**Selected extract**.
========================================================================

This document mainly introduces the installation, compilation and usage examples of TuGraph DataX
Introduction
On the basis of Ali's open source DataX, TuGraph implements the support of writing plug-ins and jsonline data format, and other data sources can write data into TuGraph through DataX. DataX introduces reference [https://github.com/alibaba/DataX] (https://github.com/alibaba/DataX) Supported features include:
Import TuGraph from various heterogeneous data sources such as MySQL, SQL Server,Oracle, PostgreSQL, HDFS, Hive, HBase, OTS, ODPS, Kafka and so on.
Import TuGraph to the corresponding target source (to be developed)
Compile and Install
git clone git@code.alipay.com:fma/DataX.git
mvn -U clean package assembly:assembly -Dmaven.test.skip=true
The compiled DataX file is in the target directory
Text data imported into TuGraph with DataX
Using the data from the lgraph_import section of the TuGraph manual as an example, we have three csv data files, as follows: actors.csv
nm015950,Stephen Chow
nm0628806,Man-Tat Ng
nm0156444,Cecilia Cheung
nm2514879,Yuqi Zhang
movies.csv
tt0188766,King of Comedy,1999,7.3
tt0286112,Shaolin Soccer,2001,7.3
tt4701660,The Mermaid,2016,6.3
roles.csv
nm015950,Tianchou Yin,tt0188766
nm015950,Steel Leg,tt0286112
nm0628806,,tt0188766
nm0628806,coach,tt0286112
nm0156444,PiaoPiao Liu,tt0188766
nm2514879,Ruolan Li,tt4701660
Then create three DataX job profiles: job_actors.json
{
"job": {
"setting": {
"speed": {
"channel": 1
}
},
"content": [
{
"reader": {
"name": "txtfilereader",
"parameter": {
"path": ["actors.csv"],
"encoding": "UTF-8",
"column": [
{
"index": 0,
"type": "string"

========================================================================

**Collected material**.
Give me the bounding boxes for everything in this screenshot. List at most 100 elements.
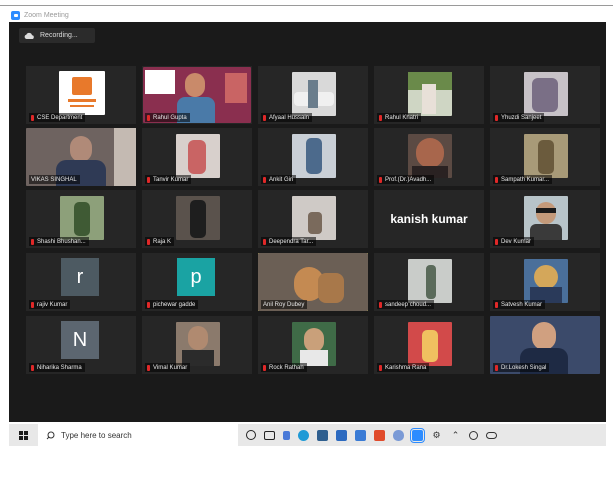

========================================================================

**Complete the following**.
**a.** According to the TuGraph DataX document, in which directory is the compiled DataX file placed?
**b.** Continue the TuGraph DataX document from the point where it stops.
The data comes from a different source than the TuGraph DataX document.

**Task-by-task outputs**.
**a.** The target directory.

**b.**
},
{
"index": 1,
"type": "string"
}
],
"fieldDelimiter": ","
}
},
"writer": {
"name": "tugraphwriter",
"parameter": {
"host": "127.0.0.1",
"port": 7071,
"username": "admin",
"password": "73@TuGraph",
"graphName": "default",
"schema": [
{
"label": "actor",
"type": "VERTEX",
"properties": [
{ "name": "aid", "type": "STRING" },
{ "name": "name", "type": "STRING" }
],
"primary": "aid"
}
],
"files": [
{
"label": "actor",
"format": "JSON",
"columns": ["aid", "name"]
}
]
}
}
}
]
}
}
job_movies.json
{
"job": {
"setting": {
"speed": {
"channel": 1
}
},
"content": [
{
"reader": {
"name": "txtfilereader",
"parameter": {
"path": ["movies.csv"],
"encoding": "UTF-8",
"column": [
{
"index": 0,
"type": "string"
},
{
"index": 1,
"type": "string"
},
{
"index": 2,
"type": "string"
},
{
"index": 3,
"type": "string"
}
],
"fieldDelimiter": ","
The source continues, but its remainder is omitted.